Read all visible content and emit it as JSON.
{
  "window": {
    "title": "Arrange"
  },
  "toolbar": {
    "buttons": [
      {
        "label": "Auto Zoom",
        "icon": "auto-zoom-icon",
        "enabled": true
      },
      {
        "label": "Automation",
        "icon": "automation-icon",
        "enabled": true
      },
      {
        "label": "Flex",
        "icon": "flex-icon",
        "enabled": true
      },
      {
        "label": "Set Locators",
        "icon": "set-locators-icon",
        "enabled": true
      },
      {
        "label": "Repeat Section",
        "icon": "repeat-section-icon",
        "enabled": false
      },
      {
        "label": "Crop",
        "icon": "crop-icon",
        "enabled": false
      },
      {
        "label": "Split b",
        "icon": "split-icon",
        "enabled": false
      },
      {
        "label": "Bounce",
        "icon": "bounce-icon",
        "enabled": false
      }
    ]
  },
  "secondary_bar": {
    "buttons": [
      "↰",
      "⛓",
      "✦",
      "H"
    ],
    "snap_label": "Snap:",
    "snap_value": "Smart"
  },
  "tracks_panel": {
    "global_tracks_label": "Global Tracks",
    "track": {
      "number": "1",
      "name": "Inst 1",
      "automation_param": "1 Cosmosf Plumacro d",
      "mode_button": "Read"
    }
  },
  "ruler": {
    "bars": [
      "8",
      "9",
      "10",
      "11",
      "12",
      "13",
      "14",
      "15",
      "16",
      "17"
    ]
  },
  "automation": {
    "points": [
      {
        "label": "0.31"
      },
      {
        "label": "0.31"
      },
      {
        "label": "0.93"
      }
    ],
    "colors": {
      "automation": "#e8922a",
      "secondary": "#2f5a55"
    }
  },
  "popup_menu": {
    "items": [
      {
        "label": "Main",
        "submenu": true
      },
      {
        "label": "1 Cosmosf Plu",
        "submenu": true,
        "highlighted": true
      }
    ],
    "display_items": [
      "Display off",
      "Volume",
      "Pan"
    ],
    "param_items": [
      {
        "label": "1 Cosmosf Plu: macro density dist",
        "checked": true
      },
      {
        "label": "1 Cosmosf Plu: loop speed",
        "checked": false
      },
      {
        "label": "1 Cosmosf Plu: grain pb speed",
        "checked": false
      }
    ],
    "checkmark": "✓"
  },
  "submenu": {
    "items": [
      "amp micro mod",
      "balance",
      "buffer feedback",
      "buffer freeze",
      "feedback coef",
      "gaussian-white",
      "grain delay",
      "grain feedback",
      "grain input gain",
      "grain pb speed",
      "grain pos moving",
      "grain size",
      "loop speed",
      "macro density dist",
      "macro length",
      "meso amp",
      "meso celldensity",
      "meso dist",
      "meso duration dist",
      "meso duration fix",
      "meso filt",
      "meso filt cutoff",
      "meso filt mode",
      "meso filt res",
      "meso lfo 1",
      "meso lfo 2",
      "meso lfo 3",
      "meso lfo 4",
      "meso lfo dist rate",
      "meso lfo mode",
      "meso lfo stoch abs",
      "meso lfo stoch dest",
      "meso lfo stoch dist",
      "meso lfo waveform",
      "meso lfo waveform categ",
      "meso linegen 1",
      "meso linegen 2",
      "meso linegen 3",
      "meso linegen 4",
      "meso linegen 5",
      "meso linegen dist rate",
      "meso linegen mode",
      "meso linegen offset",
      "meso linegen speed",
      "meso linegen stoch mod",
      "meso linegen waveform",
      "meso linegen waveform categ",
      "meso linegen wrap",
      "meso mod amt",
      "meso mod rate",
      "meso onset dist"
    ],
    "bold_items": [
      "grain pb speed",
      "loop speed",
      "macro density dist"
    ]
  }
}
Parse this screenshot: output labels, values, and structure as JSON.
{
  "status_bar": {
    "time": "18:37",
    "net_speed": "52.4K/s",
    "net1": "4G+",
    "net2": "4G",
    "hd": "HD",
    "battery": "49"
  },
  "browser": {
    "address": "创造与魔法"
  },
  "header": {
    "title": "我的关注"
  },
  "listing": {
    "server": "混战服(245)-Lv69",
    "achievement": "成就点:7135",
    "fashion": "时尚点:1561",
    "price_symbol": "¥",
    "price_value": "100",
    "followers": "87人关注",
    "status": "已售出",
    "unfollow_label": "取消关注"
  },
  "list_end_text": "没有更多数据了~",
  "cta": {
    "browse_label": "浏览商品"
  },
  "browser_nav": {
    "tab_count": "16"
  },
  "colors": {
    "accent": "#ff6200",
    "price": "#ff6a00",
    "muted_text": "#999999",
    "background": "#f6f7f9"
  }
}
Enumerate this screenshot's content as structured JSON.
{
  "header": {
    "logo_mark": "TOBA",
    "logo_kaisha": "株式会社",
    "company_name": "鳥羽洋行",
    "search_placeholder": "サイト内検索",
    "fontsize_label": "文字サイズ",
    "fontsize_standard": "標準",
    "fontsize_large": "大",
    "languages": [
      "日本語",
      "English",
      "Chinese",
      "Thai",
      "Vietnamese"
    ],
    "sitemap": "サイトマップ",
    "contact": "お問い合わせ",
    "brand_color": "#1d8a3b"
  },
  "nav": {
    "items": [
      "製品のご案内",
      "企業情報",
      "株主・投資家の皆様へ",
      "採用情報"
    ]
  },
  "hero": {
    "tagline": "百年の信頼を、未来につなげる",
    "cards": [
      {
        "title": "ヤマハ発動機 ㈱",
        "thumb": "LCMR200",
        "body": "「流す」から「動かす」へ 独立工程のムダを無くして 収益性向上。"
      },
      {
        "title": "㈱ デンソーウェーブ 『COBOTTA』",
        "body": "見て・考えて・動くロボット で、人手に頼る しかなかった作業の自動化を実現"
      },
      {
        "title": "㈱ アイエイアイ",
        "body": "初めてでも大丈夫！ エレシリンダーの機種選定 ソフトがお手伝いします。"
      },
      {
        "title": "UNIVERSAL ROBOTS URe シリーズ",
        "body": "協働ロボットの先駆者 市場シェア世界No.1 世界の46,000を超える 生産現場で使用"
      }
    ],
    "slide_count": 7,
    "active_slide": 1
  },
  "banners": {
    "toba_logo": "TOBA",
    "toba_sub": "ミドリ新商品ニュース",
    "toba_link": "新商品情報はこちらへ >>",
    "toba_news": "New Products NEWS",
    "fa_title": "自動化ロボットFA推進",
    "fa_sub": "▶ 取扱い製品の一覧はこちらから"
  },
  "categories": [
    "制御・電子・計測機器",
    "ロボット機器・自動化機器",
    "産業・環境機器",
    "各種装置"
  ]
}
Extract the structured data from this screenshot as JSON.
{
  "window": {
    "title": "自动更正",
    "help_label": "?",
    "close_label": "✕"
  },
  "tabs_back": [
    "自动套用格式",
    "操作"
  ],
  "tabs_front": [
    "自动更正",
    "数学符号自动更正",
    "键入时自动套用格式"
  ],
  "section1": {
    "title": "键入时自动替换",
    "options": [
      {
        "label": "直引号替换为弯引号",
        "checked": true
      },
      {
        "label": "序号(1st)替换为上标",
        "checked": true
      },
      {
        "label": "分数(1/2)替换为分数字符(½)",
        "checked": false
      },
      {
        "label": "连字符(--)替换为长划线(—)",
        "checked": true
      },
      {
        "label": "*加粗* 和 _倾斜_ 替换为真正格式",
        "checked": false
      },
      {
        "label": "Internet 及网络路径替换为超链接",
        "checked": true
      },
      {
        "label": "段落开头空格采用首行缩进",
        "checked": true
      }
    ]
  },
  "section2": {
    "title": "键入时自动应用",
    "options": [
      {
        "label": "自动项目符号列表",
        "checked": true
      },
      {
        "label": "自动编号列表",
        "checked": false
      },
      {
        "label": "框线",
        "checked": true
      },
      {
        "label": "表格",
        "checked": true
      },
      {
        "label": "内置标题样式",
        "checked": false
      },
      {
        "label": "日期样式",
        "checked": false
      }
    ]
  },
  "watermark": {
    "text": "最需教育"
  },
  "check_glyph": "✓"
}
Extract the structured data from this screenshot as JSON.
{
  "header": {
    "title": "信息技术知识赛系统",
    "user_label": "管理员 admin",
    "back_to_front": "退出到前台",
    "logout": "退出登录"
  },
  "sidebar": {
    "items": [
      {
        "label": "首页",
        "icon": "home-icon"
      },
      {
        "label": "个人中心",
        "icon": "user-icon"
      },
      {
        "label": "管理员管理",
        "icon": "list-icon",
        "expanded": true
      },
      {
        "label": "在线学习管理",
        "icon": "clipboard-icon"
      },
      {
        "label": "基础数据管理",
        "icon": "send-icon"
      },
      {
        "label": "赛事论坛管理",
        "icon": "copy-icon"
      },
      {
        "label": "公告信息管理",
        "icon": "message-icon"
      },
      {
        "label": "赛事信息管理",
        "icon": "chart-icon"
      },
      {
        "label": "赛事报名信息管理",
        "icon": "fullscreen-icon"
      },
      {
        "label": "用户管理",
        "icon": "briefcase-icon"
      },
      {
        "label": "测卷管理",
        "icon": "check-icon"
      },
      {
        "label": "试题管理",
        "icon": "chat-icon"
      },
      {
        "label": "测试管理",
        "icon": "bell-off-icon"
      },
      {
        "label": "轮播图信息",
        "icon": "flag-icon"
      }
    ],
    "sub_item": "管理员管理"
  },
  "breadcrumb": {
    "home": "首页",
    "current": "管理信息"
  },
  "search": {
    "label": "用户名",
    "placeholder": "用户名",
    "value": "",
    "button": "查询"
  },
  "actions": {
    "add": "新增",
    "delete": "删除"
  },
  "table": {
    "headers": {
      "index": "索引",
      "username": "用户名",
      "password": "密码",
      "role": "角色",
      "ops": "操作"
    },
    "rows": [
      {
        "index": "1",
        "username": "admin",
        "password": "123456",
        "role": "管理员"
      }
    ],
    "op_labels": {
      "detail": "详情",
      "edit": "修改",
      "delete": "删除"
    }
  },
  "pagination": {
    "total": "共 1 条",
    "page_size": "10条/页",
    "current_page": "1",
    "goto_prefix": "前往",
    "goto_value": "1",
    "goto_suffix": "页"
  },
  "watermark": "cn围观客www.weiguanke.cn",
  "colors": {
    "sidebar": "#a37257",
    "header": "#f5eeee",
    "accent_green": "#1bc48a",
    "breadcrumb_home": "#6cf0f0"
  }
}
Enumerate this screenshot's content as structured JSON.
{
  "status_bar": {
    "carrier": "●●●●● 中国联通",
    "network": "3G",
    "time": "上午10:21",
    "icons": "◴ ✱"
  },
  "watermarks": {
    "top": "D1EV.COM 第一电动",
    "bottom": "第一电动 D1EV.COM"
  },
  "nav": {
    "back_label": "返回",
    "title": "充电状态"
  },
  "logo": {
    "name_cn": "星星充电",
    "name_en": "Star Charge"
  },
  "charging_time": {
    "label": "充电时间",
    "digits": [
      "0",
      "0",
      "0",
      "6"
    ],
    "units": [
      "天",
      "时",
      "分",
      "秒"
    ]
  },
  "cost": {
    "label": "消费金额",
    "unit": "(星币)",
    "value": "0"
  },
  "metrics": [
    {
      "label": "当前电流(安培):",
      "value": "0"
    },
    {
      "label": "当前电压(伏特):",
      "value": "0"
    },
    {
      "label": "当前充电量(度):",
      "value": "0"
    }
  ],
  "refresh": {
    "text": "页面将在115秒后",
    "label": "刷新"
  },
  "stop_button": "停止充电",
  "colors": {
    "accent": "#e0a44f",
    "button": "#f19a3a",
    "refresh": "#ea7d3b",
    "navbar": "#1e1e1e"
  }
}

·····

■ The request ■
Lines from the records above that hold "stoch" are the ones to list.

■ Result below ■
      "meso lfo stoch abs",
      "meso lfo stoch dest",
      "meso lfo stoch dist",
      "meso linegen stoch mod",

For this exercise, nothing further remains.